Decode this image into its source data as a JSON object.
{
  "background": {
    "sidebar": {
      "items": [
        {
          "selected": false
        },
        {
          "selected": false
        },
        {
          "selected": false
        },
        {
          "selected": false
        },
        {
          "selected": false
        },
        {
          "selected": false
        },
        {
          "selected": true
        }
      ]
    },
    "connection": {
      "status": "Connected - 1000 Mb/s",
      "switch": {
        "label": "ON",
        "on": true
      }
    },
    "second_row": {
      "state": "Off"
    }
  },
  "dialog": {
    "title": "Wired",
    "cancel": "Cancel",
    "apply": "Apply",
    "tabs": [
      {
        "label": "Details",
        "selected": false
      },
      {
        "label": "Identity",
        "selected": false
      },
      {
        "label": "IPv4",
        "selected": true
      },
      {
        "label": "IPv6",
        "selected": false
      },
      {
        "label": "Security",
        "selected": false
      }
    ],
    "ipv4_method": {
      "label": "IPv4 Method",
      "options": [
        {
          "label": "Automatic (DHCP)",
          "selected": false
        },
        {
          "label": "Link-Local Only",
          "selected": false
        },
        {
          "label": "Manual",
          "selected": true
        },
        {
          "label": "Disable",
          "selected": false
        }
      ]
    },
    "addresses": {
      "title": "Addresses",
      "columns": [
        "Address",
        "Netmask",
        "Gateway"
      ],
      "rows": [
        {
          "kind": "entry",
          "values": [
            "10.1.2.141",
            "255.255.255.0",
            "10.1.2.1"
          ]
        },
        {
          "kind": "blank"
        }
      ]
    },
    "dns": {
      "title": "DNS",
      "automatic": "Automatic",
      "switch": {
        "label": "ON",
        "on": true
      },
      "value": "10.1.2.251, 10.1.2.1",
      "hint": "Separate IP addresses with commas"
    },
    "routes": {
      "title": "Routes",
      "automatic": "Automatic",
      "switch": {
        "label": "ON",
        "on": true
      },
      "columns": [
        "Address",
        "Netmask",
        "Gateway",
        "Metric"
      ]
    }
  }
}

___

- The request
Quote the data in full, keeping each word unchanged.

- Completed task
Decode this image into its source data as a JSON object.
{
  "background": {
    "sidebar": {
      "items": [
        {
          "selected": false
        },
        {
          "selected": false
        },
        {
          "selected": false
        },
        {
          "selected": false
        },
        {
          "selected": false
        },
        {
          "selected": false
        },
        {
          "selected": true
        }
      ]
    },
    "connection": {
      "status": "Connected - 1000 Mb/s",
      "switch": {
        "label": "ON",
        "on": true
      }
    },
    "second_row": {
      "state": "Off"
    }
  },
  "dialog": {
    "title": "Wired",
    "cancel": "Cancel",
    "apply": "Apply",
    "tabs": [
      {
        "label": "Details",
        "selected": false
      },
      {
        "label": "Identity",
        "selected": false
      },
      {
        "label": "IPv4",
        "selected": true
      },
      {
        "label": "IPv6",
        "selected": false
      },
      {
        "label": "Security",
        "selected": false
      }
    ],
    "ipv4_method": {
      "label": "IPv4 Method",
      "options": [
        {
          "label": "Automatic (DHCP)",
          "selected": false
        },
        {
          "label": "Link-Local Only",
          "selected": false
        },
        {
          "label": "Manual",
          "selected": true
        },
        {
          "label": "Disable",
          "selected": false
        }
      ]
    },
    "addresses": {
      "title": "Addresses",
      "columns": [
        "Address",
        "Netmask",
        "Gateway"
      ],
      "rows": [
        {
          "kind": "entry",
          "values": [
            "10.1.2.141",
            "255.255.255.0",
            "10.1.2.1"
          ]
        },
        {
          "kind": "blank"
        }
      ]
    },
    "dns": {
      "title": "DNS",
      "automatic": "Automatic",
      "switch": {
        "label": "ON",
        "on": true
      },
      "value": "10.1.2.251, 10.1.2.1",
      "hint": "Separate IP addresses with commas"
    },
    "routes": {
      "title": "Routes",
      "automatic": "Automatic",
      "switch": {
        "label": "ON",
        "on": true
      },
      "columns": [
        "Address",
        "Netmask",
        "Gateway",
        "Metric"
      ]
    }
  }
}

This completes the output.